**YOUR GOAL**
Reproduce the lines below verbatim, omitting the pictures from your answer.

**RECORD LIST**

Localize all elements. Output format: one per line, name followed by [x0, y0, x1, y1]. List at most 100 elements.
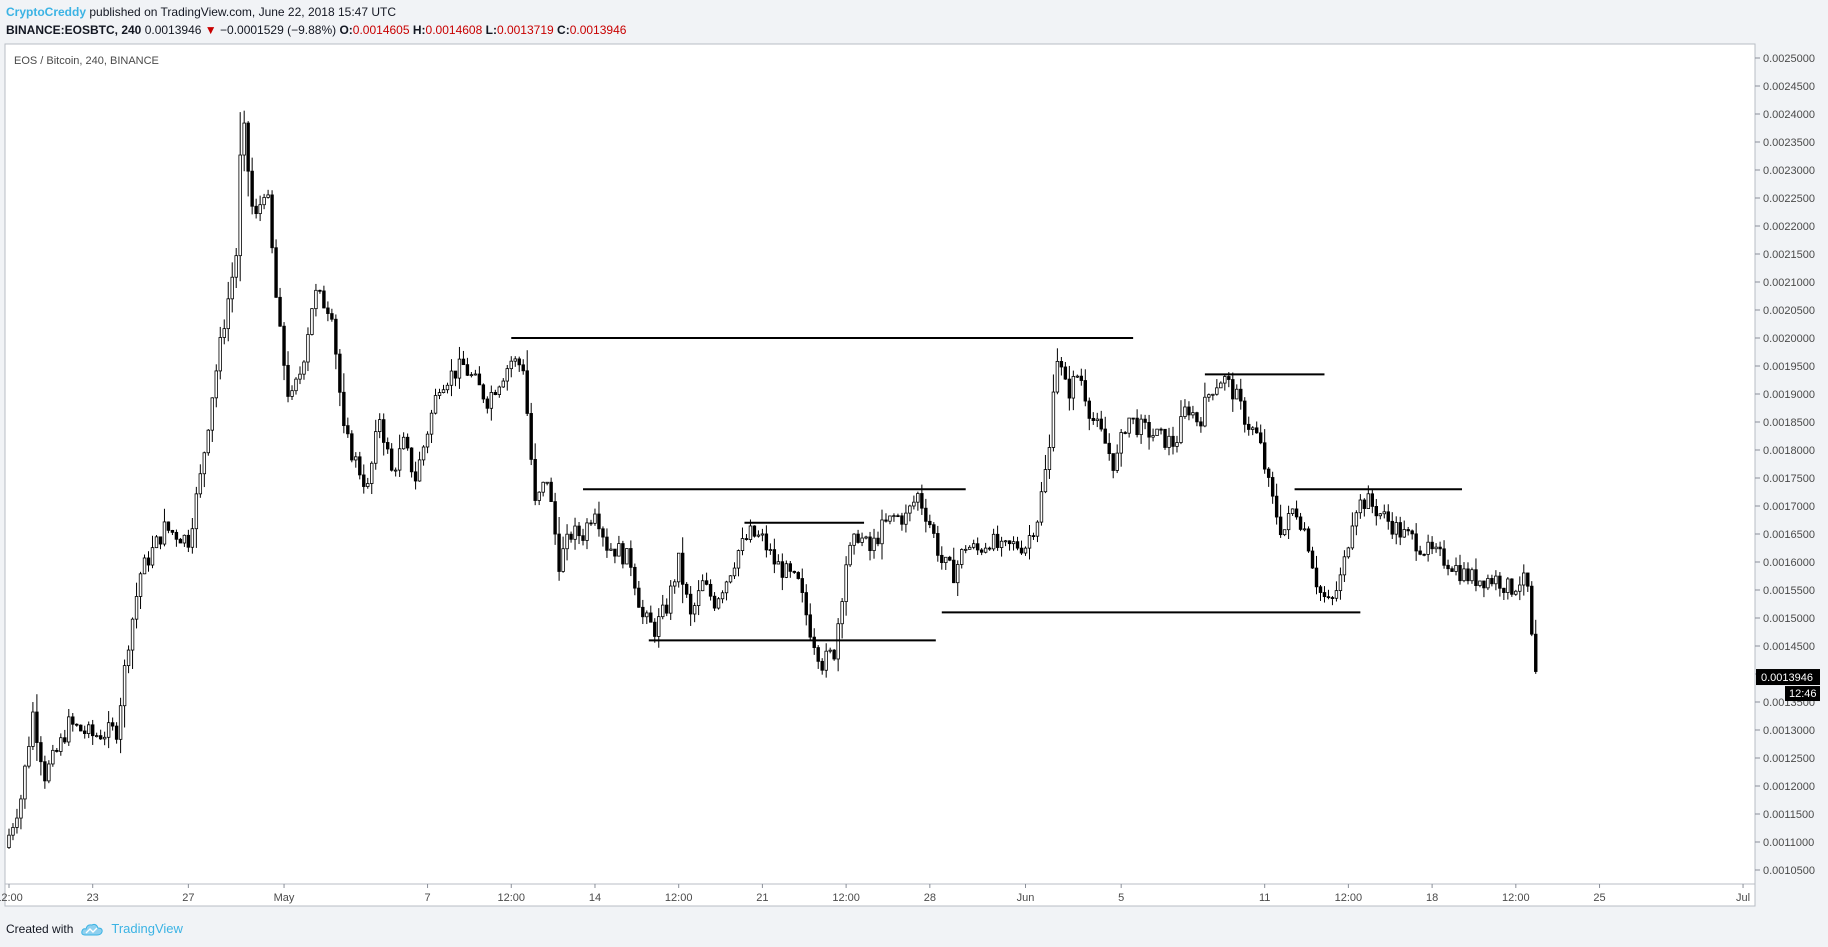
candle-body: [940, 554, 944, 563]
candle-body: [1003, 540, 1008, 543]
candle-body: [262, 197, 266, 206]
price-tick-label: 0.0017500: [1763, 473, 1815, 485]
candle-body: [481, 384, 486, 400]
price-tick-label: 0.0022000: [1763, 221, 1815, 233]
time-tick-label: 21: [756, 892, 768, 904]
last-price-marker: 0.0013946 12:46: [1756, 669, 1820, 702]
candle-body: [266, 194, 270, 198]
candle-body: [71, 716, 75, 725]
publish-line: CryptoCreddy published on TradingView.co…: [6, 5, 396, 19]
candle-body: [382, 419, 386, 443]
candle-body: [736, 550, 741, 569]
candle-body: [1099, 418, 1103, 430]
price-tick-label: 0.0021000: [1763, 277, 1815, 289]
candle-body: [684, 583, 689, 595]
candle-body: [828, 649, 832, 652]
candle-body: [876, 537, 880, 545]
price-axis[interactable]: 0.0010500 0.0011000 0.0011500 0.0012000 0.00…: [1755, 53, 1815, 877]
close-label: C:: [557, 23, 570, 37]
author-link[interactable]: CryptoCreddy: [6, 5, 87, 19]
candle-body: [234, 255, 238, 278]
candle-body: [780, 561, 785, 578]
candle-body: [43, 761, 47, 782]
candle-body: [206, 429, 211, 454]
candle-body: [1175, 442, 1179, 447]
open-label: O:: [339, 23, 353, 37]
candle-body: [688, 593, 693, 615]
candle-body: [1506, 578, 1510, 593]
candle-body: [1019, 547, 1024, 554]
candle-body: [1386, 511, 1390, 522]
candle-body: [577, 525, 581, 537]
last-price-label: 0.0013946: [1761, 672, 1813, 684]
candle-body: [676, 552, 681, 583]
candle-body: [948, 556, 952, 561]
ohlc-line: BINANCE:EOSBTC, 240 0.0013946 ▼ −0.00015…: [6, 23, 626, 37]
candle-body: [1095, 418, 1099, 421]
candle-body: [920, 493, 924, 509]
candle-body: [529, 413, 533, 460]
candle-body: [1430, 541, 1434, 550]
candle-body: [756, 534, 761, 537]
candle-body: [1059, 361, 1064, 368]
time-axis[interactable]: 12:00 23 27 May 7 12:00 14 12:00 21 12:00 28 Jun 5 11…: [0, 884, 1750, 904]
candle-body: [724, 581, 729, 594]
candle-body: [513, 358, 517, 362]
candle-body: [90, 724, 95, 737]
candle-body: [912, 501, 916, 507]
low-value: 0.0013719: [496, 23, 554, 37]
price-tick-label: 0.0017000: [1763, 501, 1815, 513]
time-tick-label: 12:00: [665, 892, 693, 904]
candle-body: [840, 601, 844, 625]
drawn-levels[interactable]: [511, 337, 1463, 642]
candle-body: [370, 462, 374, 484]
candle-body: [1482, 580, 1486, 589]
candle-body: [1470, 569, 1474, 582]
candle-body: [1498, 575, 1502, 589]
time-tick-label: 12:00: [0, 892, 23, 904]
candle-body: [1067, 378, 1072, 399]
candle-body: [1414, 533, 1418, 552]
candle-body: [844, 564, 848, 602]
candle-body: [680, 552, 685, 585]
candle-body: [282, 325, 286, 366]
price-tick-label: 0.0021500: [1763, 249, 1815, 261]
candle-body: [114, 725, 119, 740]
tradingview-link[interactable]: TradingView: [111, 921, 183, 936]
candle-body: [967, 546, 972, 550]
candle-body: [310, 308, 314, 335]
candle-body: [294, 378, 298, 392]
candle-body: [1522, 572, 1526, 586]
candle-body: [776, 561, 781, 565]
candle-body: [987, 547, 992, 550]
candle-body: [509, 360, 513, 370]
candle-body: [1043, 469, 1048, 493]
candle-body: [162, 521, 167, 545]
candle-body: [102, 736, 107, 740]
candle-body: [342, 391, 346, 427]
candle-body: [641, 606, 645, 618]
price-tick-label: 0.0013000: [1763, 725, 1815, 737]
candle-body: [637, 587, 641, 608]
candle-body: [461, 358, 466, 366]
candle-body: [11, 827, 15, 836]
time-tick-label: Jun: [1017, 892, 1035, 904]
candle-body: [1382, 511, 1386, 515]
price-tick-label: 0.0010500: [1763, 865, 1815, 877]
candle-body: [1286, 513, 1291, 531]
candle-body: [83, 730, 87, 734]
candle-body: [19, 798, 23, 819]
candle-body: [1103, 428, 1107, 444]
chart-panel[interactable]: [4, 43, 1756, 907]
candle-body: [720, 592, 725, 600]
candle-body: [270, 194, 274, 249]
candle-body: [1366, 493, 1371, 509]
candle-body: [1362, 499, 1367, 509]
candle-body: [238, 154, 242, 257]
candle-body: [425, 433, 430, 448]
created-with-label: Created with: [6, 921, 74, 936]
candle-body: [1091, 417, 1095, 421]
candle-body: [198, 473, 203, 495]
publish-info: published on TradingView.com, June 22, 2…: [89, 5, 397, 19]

**RESULT OF THIS TASK**
Localize all elements. Output format: one per line, name followed by [x0, y0, x1, y1]. List at most 100 elements.
candle-body: [940, 554, 944, 563]
candle-body: [1003, 540, 1008, 543]
candle-body: [262, 197, 266, 206]
price-tick-label: 0.0017500: [1763, 473, 1815, 485]
candle-body: [481, 384, 486, 400]
price-tick-label: 0.0022000: [1763, 221, 1815, 233]
time-tick-label: 21: [756, 892, 768, 904]
last-price-marker: 0.0013946 12:46: [1756, 669, 1820, 702]
candle-body: [266, 194, 270, 198]
candle-body: [71, 716, 75, 725]
publish-line: CryptoCreddy published on TradingView.co…: [6, 5, 396, 19]
candle-body: [382, 419, 386, 443]
candle-body: [736, 550, 741, 569]
candle-body: [1099, 418, 1103, 430]
price-tick-label: 0.0021000: [1763, 277, 1815, 289]
candle-body: [684, 583, 689, 595]
candle-body: [828, 649, 832, 652]
candle-body: [876, 537, 880, 545]
price-axis[interactable]: 0.0010500 0.0011000 0.0011500 0.0012000 0.00…: [1755, 53, 1815, 877]
close-label: C:: [557, 23, 570, 37]
author-link[interactable]: CryptoCreddy: [6, 5, 87, 19]
candle-body: [234, 255, 238, 278]
candle-body: [780, 561, 785, 578]
candle-body: [43, 761, 47, 782]
candle-body: [206, 429, 211, 454]
candle-body: [1175, 442, 1179, 447]
open-label: O:: [339, 23, 353, 37]
candle-body: [688, 593, 693, 615]
candle-body: [1506, 578, 1510, 593]
candle-body: [1019, 547, 1024, 554]
candle-body: [1386, 511, 1390, 522]
candle-body: [577, 525, 581, 537]
last-price-label: 0.0013946: [1761, 672, 1813, 684]
candle-body: [676, 552, 681, 583]
candle-body: [948, 556, 952, 561]
ohlc-line: BINANCE:EOSBTC, 240 0.0013946 ▼ −0.00015…: [6, 23, 626, 37]
candle-body: [1095, 418, 1099, 421]
candle-body: [920, 493, 924, 509]
candle-body: [529, 413, 533, 460]
candle-body: [1430, 541, 1434, 550]
candle-body: [756, 534, 761, 537]
candle-body: [1059, 361, 1064, 368]
time-axis[interactable]: 12:00 23 27 May 7 12:00 14 12:00 21 12:00 28 Jun 5 11…: [0, 884, 1750, 904]
candle-body: [724, 581, 729, 594]
candle-body: [513, 358, 517, 362]
candle-body: [90, 724, 95, 737]
candle-body: [912, 501, 916, 507]
low-value: 0.0013719: [496, 23, 554, 37]
price-tick-label: 0.0017000: [1763, 501, 1815, 513]
time-tick-label: 12:00: [665, 892, 693, 904]
candle-body: [840, 601, 844, 625]
drawn-levels[interactable]: [511, 337, 1463, 642]
candle-body: [370, 462, 374, 484]
candle-body: [1482, 580, 1486, 589]
candle-body: [1470, 569, 1474, 582]
candle-body: [1498, 575, 1502, 589]
time-tick-label: 12:00: [0, 892, 23, 904]
candle-body: [1067, 378, 1072, 399]
candle-body: [1414, 533, 1418, 552]
candle-body: [844, 564, 848, 602]
candle-body: [680, 552, 685, 585]
candle-body: [282, 325, 286, 366]
price-tick-label: 0.0021500: [1763, 249, 1815, 261]
candle-body: [114, 725, 119, 740]
tradingview-link[interactable]: TradingView: [111, 921, 183, 936]
candle-body: [967, 546, 972, 550]
candle-body: [310, 308, 314, 335]
candle-body: [294, 378, 298, 392]
candle-body: [1522, 572, 1526, 586]
candle-body: [776, 561, 781, 565]
candle-body: [987, 547, 992, 550]
candle-body: [509, 360, 513, 370]
candle-body: [1043, 469, 1048, 493]
candle-body: [162, 521, 167, 545]
candle-body: [102, 736, 107, 740]
candle-body: [342, 391, 346, 427]
candle-body: [641, 606, 645, 618]
price-tick-label: 0.0013000: [1763, 725, 1815, 737]
candle-body: [637, 587, 641, 608]
candle-body: [461, 358, 466, 366]
candle-body: [11, 827, 15, 836]
time-tick-label: Jun: [1017, 892, 1035, 904]
candle-body: [1382, 511, 1386, 515]
price-tick-label: 0.0010500: [1763, 865, 1815, 877]
candle-body: [1286, 513, 1291, 531]
candle-body: [83, 730, 87, 734]
candle-body: [19, 798, 23, 819]
candle-body: [1103, 428, 1107, 444]
chart-panel[interactable]: [4, 43, 1756, 907]
candle-body: [720, 592, 725, 600]
candle-body: [270, 194, 274, 249]
candle-body: [1366, 493, 1371, 509]
candle-body: [1362, 499, 1367, 509]
candle-body: [238, 154, 242, 257]
candle-body: [425, 433, 430, 448]
created-with-label: Created with: [6, 921, 74, 936]
candle-body: [1091, 417, 1095, 421]
candle-body: [198, 473, 203, 495]
publish-info: published on TradingView.com, June 22, 2…: [89, 5, 397, 19]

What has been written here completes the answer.